- [DESCRIPTION OF THE TASK] Separate out the lines that hold "April".

[Data records]
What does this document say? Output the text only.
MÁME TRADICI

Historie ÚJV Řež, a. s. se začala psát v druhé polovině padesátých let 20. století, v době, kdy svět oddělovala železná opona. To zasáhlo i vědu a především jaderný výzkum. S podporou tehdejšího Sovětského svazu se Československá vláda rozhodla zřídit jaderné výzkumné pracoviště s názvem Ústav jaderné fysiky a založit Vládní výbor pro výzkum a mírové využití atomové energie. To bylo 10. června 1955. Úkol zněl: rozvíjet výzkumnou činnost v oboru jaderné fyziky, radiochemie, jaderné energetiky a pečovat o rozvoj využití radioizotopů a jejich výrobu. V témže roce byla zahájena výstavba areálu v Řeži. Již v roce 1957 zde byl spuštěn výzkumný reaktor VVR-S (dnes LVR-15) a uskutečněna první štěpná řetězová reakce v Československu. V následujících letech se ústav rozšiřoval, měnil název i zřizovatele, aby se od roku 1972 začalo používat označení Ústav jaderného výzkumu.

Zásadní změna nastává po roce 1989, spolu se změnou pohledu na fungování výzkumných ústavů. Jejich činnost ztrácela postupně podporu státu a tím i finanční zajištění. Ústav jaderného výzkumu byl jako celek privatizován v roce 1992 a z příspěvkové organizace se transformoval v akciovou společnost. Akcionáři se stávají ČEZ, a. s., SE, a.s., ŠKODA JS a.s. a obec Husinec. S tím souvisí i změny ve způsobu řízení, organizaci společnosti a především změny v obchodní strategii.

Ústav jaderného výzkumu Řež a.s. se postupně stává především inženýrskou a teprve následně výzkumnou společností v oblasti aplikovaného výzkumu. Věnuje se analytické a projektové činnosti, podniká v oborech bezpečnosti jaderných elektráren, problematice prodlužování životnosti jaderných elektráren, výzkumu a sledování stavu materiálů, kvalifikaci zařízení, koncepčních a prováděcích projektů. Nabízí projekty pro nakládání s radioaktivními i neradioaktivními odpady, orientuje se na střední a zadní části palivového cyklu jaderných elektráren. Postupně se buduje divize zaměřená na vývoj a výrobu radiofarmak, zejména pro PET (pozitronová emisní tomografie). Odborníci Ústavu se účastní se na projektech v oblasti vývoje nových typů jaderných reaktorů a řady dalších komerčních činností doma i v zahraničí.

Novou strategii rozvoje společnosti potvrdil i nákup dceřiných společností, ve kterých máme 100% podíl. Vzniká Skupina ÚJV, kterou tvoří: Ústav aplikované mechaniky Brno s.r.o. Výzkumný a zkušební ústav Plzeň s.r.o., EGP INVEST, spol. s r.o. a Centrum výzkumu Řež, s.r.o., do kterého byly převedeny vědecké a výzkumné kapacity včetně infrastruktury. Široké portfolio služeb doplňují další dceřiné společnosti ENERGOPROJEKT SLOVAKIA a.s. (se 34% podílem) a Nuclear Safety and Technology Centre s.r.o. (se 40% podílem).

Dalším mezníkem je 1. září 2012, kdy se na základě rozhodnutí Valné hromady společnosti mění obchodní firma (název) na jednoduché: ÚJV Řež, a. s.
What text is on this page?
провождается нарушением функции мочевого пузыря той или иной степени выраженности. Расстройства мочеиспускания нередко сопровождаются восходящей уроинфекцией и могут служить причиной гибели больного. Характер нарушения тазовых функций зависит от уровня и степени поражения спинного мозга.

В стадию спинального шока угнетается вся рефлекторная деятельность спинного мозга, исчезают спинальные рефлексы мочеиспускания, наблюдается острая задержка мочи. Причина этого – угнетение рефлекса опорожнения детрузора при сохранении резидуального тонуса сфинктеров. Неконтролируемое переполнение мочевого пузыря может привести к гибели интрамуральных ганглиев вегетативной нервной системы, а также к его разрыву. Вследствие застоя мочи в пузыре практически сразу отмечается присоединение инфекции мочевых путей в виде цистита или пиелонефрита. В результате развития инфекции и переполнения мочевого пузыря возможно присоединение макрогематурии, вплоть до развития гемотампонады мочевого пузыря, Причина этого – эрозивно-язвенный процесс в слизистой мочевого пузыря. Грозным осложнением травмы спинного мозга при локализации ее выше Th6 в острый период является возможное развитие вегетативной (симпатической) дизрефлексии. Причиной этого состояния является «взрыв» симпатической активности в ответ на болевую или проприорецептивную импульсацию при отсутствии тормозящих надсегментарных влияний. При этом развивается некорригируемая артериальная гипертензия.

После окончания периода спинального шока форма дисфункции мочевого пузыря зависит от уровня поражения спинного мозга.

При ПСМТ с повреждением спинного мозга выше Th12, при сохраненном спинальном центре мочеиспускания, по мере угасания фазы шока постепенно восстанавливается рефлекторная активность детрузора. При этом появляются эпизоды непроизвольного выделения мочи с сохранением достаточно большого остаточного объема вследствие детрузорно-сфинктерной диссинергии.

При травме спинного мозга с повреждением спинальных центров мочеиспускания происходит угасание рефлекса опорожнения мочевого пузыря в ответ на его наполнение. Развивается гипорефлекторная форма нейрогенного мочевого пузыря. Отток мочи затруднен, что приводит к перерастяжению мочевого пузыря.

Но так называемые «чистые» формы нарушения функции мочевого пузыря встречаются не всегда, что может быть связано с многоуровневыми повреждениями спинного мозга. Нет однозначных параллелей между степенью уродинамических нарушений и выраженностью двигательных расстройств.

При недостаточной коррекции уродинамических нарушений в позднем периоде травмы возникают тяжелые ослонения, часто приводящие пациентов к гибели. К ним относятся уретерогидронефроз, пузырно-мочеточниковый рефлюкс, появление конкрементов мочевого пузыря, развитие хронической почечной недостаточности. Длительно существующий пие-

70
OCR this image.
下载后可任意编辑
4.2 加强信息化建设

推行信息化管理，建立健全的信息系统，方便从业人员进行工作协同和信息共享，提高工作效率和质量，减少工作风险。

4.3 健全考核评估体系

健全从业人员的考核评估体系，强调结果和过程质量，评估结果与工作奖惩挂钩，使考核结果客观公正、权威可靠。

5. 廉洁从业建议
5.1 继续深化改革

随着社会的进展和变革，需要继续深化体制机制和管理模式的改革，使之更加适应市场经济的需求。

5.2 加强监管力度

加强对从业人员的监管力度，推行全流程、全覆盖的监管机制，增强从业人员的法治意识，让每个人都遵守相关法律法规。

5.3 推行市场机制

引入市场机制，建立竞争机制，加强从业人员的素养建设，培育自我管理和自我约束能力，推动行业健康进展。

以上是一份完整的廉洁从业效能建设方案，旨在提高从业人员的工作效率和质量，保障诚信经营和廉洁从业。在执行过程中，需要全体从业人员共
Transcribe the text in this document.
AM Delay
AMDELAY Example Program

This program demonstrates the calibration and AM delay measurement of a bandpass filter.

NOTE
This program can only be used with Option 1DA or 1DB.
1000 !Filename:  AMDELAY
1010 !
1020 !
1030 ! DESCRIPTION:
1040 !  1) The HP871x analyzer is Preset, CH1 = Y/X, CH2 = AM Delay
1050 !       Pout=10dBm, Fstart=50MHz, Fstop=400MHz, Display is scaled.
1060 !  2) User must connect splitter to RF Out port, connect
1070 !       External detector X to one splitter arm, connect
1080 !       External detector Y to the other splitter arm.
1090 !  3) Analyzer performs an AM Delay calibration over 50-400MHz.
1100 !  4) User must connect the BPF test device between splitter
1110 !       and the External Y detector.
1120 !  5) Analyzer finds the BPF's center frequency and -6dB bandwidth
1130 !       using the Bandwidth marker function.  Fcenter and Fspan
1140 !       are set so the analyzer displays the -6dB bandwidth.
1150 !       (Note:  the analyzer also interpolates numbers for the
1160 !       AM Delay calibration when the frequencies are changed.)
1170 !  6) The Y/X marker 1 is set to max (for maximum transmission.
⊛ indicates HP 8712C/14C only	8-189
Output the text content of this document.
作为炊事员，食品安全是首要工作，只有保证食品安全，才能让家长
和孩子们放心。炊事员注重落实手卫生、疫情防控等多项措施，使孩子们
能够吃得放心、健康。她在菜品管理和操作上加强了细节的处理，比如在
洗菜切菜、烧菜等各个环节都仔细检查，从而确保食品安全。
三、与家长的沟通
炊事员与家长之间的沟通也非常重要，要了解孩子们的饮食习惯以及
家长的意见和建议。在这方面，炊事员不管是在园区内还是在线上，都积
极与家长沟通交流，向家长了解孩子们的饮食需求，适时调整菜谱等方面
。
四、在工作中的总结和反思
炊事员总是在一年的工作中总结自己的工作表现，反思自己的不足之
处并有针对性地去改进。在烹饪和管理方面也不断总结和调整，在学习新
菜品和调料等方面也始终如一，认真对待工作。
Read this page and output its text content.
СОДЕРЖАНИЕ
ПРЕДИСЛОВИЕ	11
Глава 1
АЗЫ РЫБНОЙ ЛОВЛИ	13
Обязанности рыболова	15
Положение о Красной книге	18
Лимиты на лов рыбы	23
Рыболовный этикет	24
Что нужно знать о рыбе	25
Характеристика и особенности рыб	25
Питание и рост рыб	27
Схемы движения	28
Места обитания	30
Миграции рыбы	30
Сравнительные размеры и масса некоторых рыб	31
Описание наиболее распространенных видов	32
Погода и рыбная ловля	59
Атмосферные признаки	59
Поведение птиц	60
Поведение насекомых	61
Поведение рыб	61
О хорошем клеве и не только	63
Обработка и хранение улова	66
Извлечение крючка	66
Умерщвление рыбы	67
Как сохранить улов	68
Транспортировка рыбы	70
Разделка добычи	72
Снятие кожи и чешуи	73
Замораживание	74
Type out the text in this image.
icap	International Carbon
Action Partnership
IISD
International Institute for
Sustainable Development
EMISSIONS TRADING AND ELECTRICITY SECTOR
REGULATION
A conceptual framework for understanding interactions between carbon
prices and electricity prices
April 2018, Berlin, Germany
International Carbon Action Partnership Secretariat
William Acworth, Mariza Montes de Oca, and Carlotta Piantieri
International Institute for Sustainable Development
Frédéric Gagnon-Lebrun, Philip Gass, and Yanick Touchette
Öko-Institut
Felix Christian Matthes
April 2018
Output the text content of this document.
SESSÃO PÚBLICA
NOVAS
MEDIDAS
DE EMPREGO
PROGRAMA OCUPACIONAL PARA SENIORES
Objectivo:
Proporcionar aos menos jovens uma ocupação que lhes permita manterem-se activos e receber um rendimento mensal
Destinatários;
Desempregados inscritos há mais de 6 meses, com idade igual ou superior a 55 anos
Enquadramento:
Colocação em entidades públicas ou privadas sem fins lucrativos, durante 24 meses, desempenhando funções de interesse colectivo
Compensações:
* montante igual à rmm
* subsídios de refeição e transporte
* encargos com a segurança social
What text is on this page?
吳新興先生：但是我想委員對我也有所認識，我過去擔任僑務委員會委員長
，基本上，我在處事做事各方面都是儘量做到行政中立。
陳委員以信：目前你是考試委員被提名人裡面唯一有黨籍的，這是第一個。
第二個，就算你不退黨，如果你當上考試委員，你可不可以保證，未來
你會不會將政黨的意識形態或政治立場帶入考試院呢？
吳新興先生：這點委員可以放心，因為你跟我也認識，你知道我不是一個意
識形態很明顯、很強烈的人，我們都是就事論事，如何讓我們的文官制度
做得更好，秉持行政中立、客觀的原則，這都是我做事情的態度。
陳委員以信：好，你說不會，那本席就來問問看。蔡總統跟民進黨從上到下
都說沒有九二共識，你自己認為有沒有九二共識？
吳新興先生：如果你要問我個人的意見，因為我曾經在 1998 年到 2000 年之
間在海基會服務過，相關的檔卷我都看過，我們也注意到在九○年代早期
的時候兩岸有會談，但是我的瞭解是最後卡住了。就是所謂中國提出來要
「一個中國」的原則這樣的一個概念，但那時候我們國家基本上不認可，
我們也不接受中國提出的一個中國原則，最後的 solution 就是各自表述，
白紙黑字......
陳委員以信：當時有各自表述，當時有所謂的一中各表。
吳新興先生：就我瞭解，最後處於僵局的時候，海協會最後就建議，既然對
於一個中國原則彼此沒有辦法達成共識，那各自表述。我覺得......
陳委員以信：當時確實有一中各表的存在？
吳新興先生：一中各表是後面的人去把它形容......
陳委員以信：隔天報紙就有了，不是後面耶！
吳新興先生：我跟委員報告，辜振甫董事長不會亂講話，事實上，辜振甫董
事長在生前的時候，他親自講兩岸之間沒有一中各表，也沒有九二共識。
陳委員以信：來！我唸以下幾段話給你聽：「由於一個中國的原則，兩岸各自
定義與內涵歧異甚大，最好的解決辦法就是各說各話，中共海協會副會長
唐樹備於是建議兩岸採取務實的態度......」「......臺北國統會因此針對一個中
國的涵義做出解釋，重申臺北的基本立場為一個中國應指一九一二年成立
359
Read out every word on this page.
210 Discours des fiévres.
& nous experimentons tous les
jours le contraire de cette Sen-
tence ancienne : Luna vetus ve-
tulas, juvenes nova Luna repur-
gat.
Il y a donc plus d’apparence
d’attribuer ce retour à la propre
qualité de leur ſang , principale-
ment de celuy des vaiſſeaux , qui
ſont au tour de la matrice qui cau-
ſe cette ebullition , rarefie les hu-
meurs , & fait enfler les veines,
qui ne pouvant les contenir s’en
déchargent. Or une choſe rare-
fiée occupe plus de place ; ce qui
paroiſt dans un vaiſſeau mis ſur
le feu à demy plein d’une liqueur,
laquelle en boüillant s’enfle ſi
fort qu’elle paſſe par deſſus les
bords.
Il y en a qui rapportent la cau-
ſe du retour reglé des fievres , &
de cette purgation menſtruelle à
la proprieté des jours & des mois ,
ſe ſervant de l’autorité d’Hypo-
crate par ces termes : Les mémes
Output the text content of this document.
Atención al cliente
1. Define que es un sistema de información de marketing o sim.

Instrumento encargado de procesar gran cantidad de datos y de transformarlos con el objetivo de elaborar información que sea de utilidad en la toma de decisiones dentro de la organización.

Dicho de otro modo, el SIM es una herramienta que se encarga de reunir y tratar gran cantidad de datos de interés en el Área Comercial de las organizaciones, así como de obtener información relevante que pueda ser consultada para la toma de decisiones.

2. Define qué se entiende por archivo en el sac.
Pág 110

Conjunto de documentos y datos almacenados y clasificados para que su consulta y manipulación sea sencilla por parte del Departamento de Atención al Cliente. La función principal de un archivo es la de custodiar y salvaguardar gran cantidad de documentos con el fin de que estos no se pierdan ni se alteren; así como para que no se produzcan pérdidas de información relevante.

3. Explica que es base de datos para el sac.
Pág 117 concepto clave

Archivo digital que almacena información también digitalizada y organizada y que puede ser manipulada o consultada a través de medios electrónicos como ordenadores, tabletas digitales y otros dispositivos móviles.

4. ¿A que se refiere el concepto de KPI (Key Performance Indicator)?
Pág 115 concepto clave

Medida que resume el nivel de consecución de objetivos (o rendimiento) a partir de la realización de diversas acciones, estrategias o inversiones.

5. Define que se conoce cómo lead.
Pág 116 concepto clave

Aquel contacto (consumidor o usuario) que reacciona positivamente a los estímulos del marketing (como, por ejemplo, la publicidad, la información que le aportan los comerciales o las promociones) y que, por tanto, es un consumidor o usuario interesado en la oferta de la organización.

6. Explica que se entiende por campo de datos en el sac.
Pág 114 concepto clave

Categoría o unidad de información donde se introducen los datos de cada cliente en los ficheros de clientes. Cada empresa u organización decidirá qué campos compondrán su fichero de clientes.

- [SOLVED PROBLEM]
April 2018, Berlin, Germany
April 2018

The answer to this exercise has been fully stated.